§ What the task requires
Write out every entry word for word.

[Stored records]
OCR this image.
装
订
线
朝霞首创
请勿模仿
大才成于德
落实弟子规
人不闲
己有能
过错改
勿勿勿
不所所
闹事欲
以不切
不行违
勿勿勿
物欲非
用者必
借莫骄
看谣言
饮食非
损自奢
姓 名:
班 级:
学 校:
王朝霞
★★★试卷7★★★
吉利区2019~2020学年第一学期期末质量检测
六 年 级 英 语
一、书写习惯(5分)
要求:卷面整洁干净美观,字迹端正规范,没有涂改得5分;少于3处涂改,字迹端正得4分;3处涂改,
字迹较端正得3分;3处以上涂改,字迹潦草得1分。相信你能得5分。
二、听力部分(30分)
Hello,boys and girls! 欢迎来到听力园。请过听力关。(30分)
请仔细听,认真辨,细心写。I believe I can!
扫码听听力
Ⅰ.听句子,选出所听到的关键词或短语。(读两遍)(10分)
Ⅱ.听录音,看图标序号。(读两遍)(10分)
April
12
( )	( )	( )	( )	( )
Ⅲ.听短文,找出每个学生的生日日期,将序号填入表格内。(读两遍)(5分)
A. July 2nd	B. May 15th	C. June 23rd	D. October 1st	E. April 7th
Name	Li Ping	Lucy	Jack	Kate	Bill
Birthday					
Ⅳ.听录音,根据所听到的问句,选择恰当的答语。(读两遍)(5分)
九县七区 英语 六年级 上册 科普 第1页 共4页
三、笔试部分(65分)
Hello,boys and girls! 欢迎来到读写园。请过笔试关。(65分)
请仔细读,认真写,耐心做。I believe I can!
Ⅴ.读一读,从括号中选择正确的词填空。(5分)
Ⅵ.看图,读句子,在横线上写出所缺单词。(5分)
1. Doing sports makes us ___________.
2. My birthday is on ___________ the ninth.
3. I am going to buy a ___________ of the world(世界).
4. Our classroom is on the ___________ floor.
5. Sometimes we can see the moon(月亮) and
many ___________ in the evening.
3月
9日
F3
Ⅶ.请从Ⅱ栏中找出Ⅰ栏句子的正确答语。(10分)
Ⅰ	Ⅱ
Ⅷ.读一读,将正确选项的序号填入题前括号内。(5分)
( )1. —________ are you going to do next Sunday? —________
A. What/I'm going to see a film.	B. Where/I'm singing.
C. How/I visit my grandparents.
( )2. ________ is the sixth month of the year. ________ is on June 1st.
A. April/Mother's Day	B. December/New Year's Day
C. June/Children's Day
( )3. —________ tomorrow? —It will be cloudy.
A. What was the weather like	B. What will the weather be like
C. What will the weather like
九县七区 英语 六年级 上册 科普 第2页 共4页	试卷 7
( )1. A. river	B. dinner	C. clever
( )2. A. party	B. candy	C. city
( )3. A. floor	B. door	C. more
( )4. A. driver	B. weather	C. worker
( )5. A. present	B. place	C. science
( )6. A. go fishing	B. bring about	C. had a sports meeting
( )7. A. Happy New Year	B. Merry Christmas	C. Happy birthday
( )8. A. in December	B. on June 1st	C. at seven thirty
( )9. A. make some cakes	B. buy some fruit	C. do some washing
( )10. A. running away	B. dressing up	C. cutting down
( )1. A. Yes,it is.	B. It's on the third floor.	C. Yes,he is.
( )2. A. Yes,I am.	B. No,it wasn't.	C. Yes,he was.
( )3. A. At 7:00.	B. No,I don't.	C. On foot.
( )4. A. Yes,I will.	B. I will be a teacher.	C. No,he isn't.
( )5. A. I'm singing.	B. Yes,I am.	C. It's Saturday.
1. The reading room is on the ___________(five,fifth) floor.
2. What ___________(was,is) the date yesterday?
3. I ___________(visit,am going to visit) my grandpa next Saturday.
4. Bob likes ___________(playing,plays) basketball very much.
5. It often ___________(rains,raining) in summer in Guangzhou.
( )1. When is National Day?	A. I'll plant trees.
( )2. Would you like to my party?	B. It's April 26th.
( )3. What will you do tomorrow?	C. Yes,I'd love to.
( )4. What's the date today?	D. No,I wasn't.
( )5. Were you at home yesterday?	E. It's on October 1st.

§ Result of the exercise
OCR this image.
装
订
线
朝霞首创
请勿模仿
大才成于德
落实弟子规
人不闲
己有能
过错改
勿勿勿
不所所
闹事欲
以不切
不行违
勿勿勿
物欲非
用者必
借莫骄
看谣言
饮食非
损自奢
姓 名:
班 级:
学 校:
王朝霞
★★★试卷7★★★
吉利区2019~2020学年第一学期期末质量检测
六 年 级 英 语
一、书写习惯(5分)
要求:卷面整洁干净美观,字迹端正规范,没有涂改得5分;少于3处涂改,字迹端正得4分;3处涂改,
字迹较端正得3分;3处以上涂改,字迹潦草得1分。相信你能得5分。
二、听力部分(30分)
Hello,boys and girls! 欢迎来到听力园。请过听力关。(30分)
请仔细听,认真辨,细心写。I believe I can!
扫码听听力
Ⅰ.听句子,选出所听到的关键词或短语。(读两遍)(10分)
Ⅱ.听录音,看图标序号。(读两遍)(10分)
April
12
( )	( )	( )	( )	( )
Ⅲ.听短文,找出每个学生的生日日期,将序号填入表格内。(读两遍)(5分)
A. July 2nd	B. May 15th	C. June 23rd	D. October 1st	E. April 7th
Name	Li Ping	Lucy	Jack	Kate	Bill
Birthday					
Ⅳ.听录音,根据所听到的问句,选择恰当的答语。(读两遍)(5分)
九县七区 英语 六年级 上册 科普 第1页 共4页
三、笔试部分(65分)
Hello,boys and girls! 欢迎来到读写园。请过笔试关。(65分)
请仔细读,认真写,耐心做。I believe I can!
Ⅴ.读一读,从括号中选择正确的词填空。(5分)
Ⅵ.看图,读句子,在横线上写出所缺单词。(5分)
1. Doing sports makes us ___________.
2. My birthday is on ___________ the ninth.
3. I am going to buy a ___________ of the world(世界).
4. Our classroom is on the ___________ floor.
5. Sometimes we can see the moon(月亮) and
many ___________ in the evening.
3月
9日
F3
Ⅶ.请从Ⅱ栏中找出Ⅰ栏句子的正确答语。(10分)
Ⅰ	Ⅱ
Ⅷ.读一读,将正确选项的序号填入题前括号内。(5分)
( )1. —________ are you going to do next Sunday? —________
A. What/I'm going to see a film.	B. Where/I'm singing.
C. How/I visit my grandparents.
( )2. ________ is the sixth month of the year. ________ is on June 1st.
A. April/Mother's Day	B. December/New Year's Day
C. June/Children's Day
( )3. —________ tomorrow? —It will be cloudy.
A. What was the weather like	B. What will the weather be like
C. What will the weather like
九县七区 英语 六年级 上册 科普 第2页 共4页	试卷 7
( )1. A. river	B. dinner	C. clever
( )2. A. party	B. candy	C. city
( )3. A. floor	B. door	C. more
( )4. A. driver	B. weather	C. worker
( )5. A. present	B. place	C. science
( )6. A. go fishing	B. bring about	C. had a sports meeting
( )7. A. Happy New Year	B. Merry Christmas	C. Happy birthday
( )8. A. in December	B. on June 1st	C. at seven thirty
( )9. A. make some cakes	B. buy some fruit	C. do some washing
( )10. A. running away	B. dressing up	C. cutting down
( )1. A. Yes,it is.	B. It's on the third floor.	C. Yes,he is.
( )2. A. Yes,I am.	B. No,it wasn't.	C. Yes,he was.
( )3. A. At 7:00.	B. No,I don't.	C. On foot.
( )4. A. Yes,I will.	B. I will be a teacher.	C. No,he isn't.
( )5. A. I'm singing.	B. Yes,I am.	C. It's Saturday.
1. The reading room is on the ___________(five,fifth) floor.
2. What ___________(was,is) the date yesterday?
3. I ___________(visit,am going to visit) my grandpa next Saturday.
4. Bob likes ___________(playing,plays) basketball very much.
5. It often ___________(rains,raining) in summer in Guangzhou.
( )1. When is National Day?	A. I'll plant trees.
( )2. Would you like to my party?	B. It's April 26th.
( )3. What will you do tomorrow?	C. Yes,I'd love to.
( )4. What's the date today?	D. No,I wasn't.
( )5. Were you at home yesterday?	E. It's on October 1st.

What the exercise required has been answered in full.